— begin Record list —
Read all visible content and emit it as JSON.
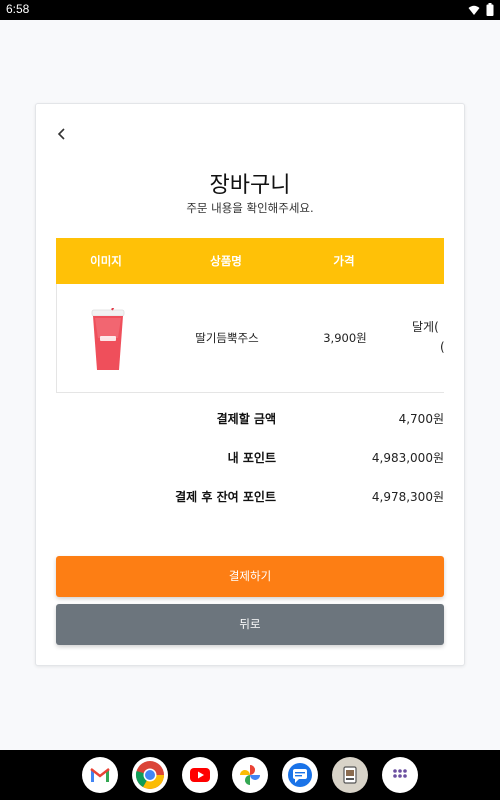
{
  "status_bar": {
    "time": "6:58"
  },
  "header": {
    "title": "장바구니",
    "subtitle": "주문 내용을 확인해주세요."
  },
  "table": {
    "columns": [
      "이미지",
      "상품명",
      "가격"
    ],
    "rows": [
      {
        "image": "strawberry-juice-image",
        "name": "딸기듬뿍주스",
        "price": "3,900원",
        "option_partial_1": "달게(",
        "option_partial_2": "("
      }
    ]
  },
  "summary": {
    "total_label": "결제할 금액",
    "total_value": "4,700원",
    "points_label": "내 포인트",
    "points_value": "4,983,000원",
    "remaining_label": "결제 후 잔여 포인트",
    "remaining_value": "4,978,300원"
  },
  "buttons": {
    "pay": "결제하기",
    "back": "뒤로"
  },
  "colors": {
    "table_header": "#ffc107",
    "pay_button": "#fd7e14",
    "back_button": "#6c757d"
  },
  "dock": [
    "gmail-icon",
    "chrome-icon",
    "youtube-icon",
    "photos-icon",
    "messages-icon",
    "app-icon",
    "app-drawer-icon"
  ]
}
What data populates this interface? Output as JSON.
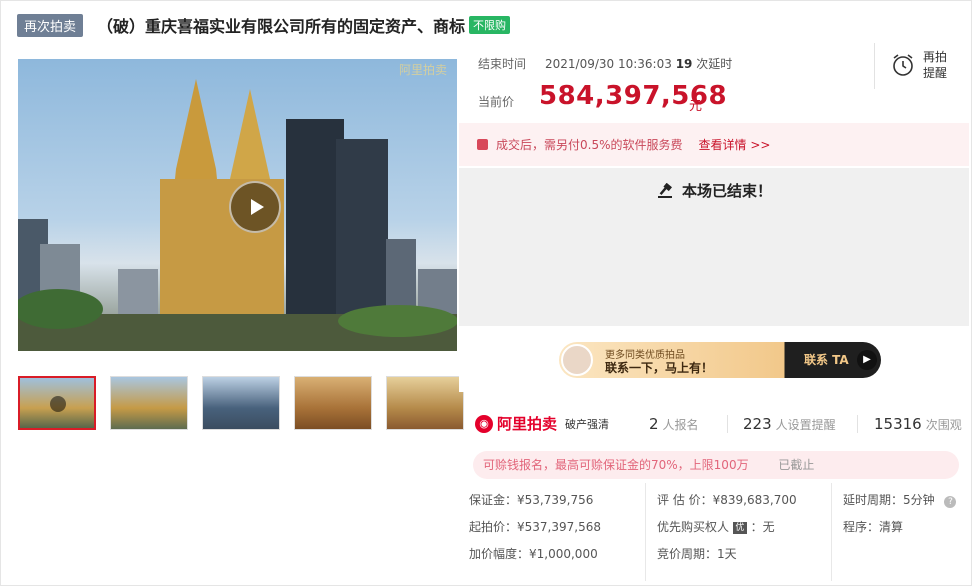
{
  "header": {
    "resale_tag": "再次拍卖",
    "title": "（破）重庆喜福实业有限公司所有的固定资产、商标",
    "unlimited_tag": "不限购"
  },
  "media": {
    "watermark": "阿里拍卖",
    "thumbnails": [
      "缩略图1",
      "缩略图2",
      "缩略图3",
      "缩略图4",
      "缩略图5"
    ]
  },
  "auction": {
    "end_time_label": "结束时间",
    "end_time": "2021/09/30 10:36:03",
    "delay_count": "19",
    "delay_suffix": "次延时",
    "current_price_label": "当前价",
    "current_price": "584,397,568",
    "price_unit": "元",
    "remind_label": "再拍提醒"
  },
  "fee_notice": {
    "text": "成交后，需另付0.5%的软件服务费",
    "link": "查看详情 >>"
  },
  "status": {
    "ended_text": "本场已结束！"
  },
  "promo": {
    "small_text": "更多同类优质拍品",
    "big_text": "联系一下，马上有！",
    "button": "联系 TA"
  },
  "stats": {
    "logo_text": "阿里拍卖",
    "logo_sub": "破产强清",
    "signups": "2",
    "signups_label": "人报名",
    "reminders": "223",
    "reminders_label": "人设置提醒",
    "views": "15316",
    "views_label": "次围观"
  },
  "deposit_notice": {
    "text": "可赊钱报名，最高可赊保证金的70%，上限100万",
    "status": "已截止"
  },
  "params": {
    "deposit": "保证金：¥53,739,756",
    "start_price": "起拍价：¥537,397,568",
    "increment": "加价幅度：¥1,000,000",
    "valuation": "评 估 价：¥839,683,700",
    "priority_label": "优先购买权人",
    "priority_icon": "优",
    "priority_value": "：无",
    "bid_period": "竞价周期：1天",
    "delay_period": "延时周期：5分钟",
    "help_icon": "?",
    "procedure": "程序：清算"
  },
  "colors": {
    "price_red": "#c9132a",
    "tag_green": "#28b663",
    "tag_gray": "#6f7f95"
  }
}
— end Record list —
* [What the task asks] Copy every entry exactly as written. Pictures are excluded.

* [Response]
Read all visible content and emit it as JSON.
{
  "status_bar": {
    "time": "6:58"
  },
  "header": {
    "title": "장바구니",
    "subtitle": "주문 내용을 확인해주세요."
  },
  "table": {
    "columns": [
      "이미지",
      "상품명",
      "가격"
    ],
    "rows": [
      {
        "image": "strawberry-juice-image",
        "name": "딸기듬뿍주스",
        "price": "3,900원",
        "option_partial_1": "달게(",
        "option_partial_2": "("
      }
    ]
  },
  "summary": {
    "total_label": "결제할 금액",
    "total_value": "4,700원",
    "points_label": "내 포인트",
    "points_value": "4,983,000원",
    "remaining_label": "결제 후 잔여 포인트",
    "remaining_value": "4,978,300원"
  },
  "buttons": {
    "pay": "결제하기",
    "back": "뒤로"
  },
  "colors": {
    "table_header": "#ffc107",
    "pay_button": "#fd7e14",
    "back_button": "#6c757d"
  },
  "dock": [
    "gmail-icon",
    "chrome-icon",
    "youtube-icon",
    "photos-icon",
    "messages-icon",
    "app-icon",
    "app-drawer-icon"
  ]
}
What data populates this interface? Output as JSON.
{
  "header": {
    "resale_tag": "再次拍卖",
    "title": "（破）重庆喜福实业有限公司所有的固定资产、商标",
    "unlimited_tag": "不限购"
  },
  "media": {
    "watermark": "阿里拍卖",
    "thumbnails": [
      "缩略图1",
      "缩略图2",
      "缩略图3",
      "缩略图4",
      "缩略图5"
    ]
  },
  "auction": {
    "end_time_label": "结束时间",
    "end_time": "2021/09/30 10:36:03",
    "delay_count": "19",
    "delay_suffix": "次延时",
    "current_price_label": "当前价",
    "current_price": "584,397,568",
    "price_unit": "元",
    "remind_label": "再拍提醒"
  },
  "fee_notice": {
    "text": "成交后，需另付0.5%的软件服务费",
    "link": "查看详情 >>"
  },
  "status": {
    "ended_text": "本场已结束！"
  },
  "promo": {
    "small_text": "更多同类优质拍品",
    "big_text": "联系一下，马上有！",
    "button": "联系 TA"
  },
  "stats": {
    "logo_text": "阿里拍卖",
    "logo_sub": "破产强清",
    "signups": "2",
    "signups_label": "人报名",
    "reminders": "223",
    "reminders_label": "人设置提醒",
    "views": "15316",
    "views_label": "次围观"
  },
  "deposit_notice": {
    "text": "可赊钱报名，最高可赊保证金的70%，上限100万",
    "status": "已截止"
  },
  "params": {
    "deposit": "保证金：¥53,739,756",
    "start_price": "起拍价：¥537,397,568",
    "increment": "加价幅度：¥1,000,000",
    "valuation": "评 估 价：¥839,683,700",
    "priority_label": "优先购买权人",
    "priority_icon": "优",
    "priority_value": "：无",
    "bid_period": "竞价周期：1天",
    "delay_period": "延时周期：5分钟",
    "help_icon": "?",
    "procedure": "程序：清算"
  },
  "colors": {
    "price_red": "#c9132a",
    "tag_green": "#28b663",
    "tag_gray": "#6f7f95"
  }
}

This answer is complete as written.